**Goal**
Look at the entries below and reproduce them exactly.

---

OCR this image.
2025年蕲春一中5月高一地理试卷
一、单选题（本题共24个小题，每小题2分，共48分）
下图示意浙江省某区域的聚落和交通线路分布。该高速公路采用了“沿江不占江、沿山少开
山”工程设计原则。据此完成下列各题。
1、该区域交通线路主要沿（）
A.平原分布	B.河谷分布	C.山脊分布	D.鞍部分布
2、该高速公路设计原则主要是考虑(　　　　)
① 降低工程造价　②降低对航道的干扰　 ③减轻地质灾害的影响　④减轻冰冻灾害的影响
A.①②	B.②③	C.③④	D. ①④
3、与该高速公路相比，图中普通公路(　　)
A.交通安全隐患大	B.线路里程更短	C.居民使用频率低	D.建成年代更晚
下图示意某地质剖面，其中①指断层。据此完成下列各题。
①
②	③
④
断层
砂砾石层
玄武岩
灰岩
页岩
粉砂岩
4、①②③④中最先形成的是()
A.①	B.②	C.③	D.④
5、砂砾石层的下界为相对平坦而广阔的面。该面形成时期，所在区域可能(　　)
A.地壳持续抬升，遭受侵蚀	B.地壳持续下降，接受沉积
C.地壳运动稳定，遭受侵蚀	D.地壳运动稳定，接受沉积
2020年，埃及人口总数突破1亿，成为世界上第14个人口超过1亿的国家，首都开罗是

---

**Answer to the task**
OCR this image.
2025年蕲春一中5月高一地理试卷
一、单选题（本题共24个小题，每小题2分，共48分）
下图示意浙江省某区域的聚落和交通线路分布。该高速公路采用了“沿江不占江、沿山少开
山”工程设计原则。据此完成下列各题。
1、该区域交通线路主要沿（）
A.平原分布	B.河谷分布	C.山脊分布	D.鞍部分布
2、该高速公路设计原则主要是考虑(　　　　)
① 降低工程造价　②降低对航道的干扰　 ③减轻地质灾害的影响　④减轻冰冻灾害的影响
A.①②	B.②③	C.③④	D. ①④
3、与该高速公路相比，图中普通公路(　　)
A.交通安全隐患大	B.线路里程更短	C.居民使用频率低	D.建成年代更晚
下图示意某地质剖面，其中①指断层。据此完成下列各题。
①
②	③
④
断层
砂砾石层
玄武岩
灰岩
页岩
粉砂岩
4、①②③④中最先形成的是()
A.①	B.②	C.③	D.④
5、砂砾石层的下界为相对平坦而广阔的面。该面形成时期，所在区域可能(　　)
A.地壳持续抬升，遭受侵蚀	B.地壳持续下降，接受沉积
C.地壳运动稳定，遭受侵蚀	D.地壳运动稳定，接受沉积
2020年，埃及人口总数突破1亿，成为世界上第14个人口超过1亿的国家，首都开罗是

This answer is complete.